WRITTEN REQUEST:
Determine the number of lines holding the word "ylabel"; answer with that number only.

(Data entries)
□ □ □ □

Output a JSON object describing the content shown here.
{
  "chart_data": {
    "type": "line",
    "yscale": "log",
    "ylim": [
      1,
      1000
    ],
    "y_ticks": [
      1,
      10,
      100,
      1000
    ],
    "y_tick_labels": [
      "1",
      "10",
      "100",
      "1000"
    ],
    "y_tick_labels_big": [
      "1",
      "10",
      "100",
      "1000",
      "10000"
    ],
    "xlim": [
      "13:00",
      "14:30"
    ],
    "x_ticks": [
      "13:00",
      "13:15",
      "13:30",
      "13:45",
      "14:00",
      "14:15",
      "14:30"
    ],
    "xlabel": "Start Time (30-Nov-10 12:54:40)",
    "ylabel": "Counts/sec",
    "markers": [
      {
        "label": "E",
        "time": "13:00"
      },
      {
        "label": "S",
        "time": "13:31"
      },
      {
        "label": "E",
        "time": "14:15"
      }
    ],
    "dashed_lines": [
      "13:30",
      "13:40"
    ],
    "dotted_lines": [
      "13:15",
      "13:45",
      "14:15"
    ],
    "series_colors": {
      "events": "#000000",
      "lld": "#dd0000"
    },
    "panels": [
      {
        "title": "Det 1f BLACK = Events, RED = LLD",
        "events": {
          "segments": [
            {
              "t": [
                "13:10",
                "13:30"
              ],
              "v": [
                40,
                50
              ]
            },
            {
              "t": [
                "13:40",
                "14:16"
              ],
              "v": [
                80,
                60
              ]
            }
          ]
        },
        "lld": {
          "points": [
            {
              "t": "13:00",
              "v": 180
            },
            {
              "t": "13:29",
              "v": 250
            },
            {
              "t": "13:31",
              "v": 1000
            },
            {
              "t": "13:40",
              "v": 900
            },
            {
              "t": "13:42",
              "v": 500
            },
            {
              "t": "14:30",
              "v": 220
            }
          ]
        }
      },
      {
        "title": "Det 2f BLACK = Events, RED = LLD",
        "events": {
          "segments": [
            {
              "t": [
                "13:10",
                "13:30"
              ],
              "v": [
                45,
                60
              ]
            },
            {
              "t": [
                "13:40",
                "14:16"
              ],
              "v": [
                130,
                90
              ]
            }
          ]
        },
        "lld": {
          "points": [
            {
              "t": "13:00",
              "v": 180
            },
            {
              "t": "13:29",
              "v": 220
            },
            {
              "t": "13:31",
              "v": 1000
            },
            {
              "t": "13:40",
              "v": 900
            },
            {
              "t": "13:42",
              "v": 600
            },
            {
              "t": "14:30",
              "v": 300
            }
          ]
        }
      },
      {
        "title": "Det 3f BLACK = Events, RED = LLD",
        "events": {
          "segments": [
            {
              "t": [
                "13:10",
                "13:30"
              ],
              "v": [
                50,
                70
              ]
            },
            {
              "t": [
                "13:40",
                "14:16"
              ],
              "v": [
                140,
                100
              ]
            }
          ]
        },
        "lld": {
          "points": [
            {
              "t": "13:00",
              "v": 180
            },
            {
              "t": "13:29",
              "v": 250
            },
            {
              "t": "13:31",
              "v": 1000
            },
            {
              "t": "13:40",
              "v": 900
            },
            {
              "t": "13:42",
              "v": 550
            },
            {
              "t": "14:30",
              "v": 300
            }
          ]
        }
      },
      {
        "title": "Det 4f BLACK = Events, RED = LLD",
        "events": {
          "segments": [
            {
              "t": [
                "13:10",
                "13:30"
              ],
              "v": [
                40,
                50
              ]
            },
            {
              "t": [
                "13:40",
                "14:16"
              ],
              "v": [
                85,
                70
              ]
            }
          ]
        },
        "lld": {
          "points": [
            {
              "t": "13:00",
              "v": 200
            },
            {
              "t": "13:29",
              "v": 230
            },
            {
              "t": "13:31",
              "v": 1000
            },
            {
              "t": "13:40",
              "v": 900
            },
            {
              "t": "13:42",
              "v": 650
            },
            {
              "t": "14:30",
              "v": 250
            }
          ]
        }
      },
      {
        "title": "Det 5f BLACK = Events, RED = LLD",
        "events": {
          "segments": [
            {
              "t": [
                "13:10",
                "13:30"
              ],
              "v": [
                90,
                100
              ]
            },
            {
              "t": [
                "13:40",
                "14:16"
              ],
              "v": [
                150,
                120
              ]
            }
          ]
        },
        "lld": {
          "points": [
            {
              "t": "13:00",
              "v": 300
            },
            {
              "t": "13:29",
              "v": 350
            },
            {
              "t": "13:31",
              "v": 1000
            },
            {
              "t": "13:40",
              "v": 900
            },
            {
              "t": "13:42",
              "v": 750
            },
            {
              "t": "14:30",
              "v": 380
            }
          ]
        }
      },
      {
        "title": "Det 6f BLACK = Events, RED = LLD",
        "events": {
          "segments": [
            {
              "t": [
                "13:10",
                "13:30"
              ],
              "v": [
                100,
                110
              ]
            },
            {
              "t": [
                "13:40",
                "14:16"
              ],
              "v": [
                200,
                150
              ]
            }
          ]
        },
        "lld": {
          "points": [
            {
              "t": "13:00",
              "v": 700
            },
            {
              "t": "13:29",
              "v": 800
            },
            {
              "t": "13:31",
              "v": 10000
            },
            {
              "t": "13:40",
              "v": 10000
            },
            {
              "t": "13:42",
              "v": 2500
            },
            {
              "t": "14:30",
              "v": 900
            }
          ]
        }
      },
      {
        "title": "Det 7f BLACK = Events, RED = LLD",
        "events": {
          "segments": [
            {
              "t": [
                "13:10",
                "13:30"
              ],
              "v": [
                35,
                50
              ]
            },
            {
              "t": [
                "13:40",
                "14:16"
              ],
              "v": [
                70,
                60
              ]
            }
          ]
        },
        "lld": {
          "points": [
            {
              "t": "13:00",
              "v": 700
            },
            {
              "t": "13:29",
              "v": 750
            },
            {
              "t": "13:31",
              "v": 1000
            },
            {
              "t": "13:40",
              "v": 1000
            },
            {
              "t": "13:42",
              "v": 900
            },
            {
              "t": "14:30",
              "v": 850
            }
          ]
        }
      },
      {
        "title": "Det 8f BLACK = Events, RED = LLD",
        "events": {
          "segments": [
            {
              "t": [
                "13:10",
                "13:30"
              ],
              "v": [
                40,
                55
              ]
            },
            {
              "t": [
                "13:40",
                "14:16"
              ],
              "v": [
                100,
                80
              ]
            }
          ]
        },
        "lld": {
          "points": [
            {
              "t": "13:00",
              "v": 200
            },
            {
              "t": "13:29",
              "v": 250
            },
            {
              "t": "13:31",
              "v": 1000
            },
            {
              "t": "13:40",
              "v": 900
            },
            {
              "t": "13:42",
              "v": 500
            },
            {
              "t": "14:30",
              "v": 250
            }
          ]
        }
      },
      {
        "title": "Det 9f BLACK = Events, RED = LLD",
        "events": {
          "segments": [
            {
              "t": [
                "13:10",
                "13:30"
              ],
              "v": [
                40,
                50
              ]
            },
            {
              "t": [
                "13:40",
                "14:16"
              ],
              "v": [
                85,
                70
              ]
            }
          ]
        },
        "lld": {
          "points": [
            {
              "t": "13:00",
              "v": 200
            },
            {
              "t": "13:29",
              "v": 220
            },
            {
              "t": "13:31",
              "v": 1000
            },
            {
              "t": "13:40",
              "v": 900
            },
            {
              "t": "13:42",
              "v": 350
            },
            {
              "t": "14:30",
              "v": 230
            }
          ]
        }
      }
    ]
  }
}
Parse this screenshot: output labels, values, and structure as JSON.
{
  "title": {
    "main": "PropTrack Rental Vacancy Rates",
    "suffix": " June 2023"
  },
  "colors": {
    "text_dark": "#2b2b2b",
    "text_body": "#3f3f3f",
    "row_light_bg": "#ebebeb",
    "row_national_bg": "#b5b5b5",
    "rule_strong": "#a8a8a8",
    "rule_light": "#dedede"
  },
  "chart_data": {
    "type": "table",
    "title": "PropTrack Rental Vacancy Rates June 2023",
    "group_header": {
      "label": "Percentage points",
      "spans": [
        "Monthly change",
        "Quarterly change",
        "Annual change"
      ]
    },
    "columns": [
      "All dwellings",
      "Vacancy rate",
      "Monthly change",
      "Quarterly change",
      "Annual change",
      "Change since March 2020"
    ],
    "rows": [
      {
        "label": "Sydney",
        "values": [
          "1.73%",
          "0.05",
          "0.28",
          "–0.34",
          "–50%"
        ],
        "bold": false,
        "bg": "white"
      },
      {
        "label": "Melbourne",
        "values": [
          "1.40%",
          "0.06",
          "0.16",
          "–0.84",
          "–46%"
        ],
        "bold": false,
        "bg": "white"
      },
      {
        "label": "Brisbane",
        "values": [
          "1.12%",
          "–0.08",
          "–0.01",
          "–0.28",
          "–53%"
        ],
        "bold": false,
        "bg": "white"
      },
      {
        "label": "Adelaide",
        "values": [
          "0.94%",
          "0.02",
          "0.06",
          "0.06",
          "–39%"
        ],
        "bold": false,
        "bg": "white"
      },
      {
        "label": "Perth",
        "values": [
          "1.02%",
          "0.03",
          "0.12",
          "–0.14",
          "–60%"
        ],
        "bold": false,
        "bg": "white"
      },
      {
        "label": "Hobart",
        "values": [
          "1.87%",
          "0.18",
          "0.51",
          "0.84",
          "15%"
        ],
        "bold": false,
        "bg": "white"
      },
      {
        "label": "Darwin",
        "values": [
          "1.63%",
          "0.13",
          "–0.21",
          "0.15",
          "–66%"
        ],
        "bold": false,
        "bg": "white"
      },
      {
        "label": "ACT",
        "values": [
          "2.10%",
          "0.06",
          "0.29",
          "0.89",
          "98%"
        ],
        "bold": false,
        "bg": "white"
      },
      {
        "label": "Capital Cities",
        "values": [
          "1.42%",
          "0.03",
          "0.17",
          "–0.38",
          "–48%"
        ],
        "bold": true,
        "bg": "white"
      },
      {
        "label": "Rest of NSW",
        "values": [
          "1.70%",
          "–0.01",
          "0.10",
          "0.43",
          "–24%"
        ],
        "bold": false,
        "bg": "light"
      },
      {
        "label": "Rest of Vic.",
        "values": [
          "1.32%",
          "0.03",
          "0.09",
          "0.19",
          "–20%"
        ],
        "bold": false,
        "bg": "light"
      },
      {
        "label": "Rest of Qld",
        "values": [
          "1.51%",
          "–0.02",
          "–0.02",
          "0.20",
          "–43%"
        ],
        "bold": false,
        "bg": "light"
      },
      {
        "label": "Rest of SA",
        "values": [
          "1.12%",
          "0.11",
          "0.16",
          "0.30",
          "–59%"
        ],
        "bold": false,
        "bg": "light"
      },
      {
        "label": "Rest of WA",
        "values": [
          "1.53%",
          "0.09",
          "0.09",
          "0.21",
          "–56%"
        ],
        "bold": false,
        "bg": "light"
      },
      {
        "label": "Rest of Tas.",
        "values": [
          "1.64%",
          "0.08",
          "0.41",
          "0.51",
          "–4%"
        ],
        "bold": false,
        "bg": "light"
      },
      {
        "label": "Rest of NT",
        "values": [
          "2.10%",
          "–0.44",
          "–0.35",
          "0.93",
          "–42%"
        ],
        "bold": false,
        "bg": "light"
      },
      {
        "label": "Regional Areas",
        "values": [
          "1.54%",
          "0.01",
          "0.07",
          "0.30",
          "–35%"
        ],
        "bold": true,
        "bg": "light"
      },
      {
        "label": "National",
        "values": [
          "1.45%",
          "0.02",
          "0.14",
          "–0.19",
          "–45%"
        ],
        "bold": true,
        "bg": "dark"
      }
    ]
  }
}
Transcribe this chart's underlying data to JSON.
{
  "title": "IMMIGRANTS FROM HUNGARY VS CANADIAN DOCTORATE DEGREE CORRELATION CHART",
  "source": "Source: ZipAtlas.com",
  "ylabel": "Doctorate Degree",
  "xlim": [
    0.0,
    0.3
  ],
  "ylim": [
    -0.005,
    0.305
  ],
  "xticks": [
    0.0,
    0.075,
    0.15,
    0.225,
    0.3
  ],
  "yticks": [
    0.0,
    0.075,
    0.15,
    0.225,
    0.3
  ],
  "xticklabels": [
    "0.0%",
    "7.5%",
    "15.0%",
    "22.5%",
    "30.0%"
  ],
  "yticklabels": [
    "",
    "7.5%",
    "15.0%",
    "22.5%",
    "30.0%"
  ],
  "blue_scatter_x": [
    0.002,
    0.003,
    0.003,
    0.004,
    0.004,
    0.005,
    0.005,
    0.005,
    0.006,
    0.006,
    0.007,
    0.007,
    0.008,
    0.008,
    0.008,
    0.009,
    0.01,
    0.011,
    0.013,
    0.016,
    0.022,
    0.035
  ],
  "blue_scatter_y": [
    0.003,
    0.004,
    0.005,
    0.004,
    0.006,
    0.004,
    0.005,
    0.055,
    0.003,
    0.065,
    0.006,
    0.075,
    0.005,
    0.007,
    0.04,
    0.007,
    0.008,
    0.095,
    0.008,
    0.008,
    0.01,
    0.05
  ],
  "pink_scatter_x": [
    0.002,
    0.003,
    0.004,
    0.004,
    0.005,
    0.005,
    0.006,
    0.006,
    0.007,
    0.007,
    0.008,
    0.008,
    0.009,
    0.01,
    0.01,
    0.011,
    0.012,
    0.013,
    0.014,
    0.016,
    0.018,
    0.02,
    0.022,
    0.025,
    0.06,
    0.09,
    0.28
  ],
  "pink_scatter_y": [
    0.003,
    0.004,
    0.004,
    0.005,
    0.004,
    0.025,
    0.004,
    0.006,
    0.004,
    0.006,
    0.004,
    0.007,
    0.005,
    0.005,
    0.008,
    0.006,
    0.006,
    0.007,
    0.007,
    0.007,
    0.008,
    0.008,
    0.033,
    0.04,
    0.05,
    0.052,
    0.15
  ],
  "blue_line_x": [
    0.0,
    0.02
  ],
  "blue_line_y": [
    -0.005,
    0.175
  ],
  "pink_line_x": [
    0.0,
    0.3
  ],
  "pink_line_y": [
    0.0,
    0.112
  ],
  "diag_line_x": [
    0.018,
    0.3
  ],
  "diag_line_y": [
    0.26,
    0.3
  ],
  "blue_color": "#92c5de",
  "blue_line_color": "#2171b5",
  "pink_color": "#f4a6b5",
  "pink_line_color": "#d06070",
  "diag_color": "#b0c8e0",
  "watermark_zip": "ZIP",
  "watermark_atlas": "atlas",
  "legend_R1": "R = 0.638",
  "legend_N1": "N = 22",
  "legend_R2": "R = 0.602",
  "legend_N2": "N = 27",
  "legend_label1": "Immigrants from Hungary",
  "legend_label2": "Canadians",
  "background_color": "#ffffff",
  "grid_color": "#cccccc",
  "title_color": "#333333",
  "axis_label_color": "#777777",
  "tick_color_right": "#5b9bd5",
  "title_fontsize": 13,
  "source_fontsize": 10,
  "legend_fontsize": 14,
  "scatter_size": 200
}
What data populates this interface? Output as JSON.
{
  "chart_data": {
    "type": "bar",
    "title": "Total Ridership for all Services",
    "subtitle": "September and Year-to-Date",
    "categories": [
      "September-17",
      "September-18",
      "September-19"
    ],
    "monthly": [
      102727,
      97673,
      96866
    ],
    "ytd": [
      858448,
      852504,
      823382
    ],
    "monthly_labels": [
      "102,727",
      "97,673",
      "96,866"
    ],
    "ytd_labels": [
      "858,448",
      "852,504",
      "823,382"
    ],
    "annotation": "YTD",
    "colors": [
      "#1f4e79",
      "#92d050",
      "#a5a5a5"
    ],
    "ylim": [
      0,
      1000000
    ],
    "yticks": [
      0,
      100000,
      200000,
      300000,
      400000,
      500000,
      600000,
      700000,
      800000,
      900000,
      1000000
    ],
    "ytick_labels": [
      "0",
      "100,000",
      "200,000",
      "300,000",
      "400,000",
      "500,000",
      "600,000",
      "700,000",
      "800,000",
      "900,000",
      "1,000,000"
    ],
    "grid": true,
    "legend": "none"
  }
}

□ □ □ □

TASK SOLUTION:
2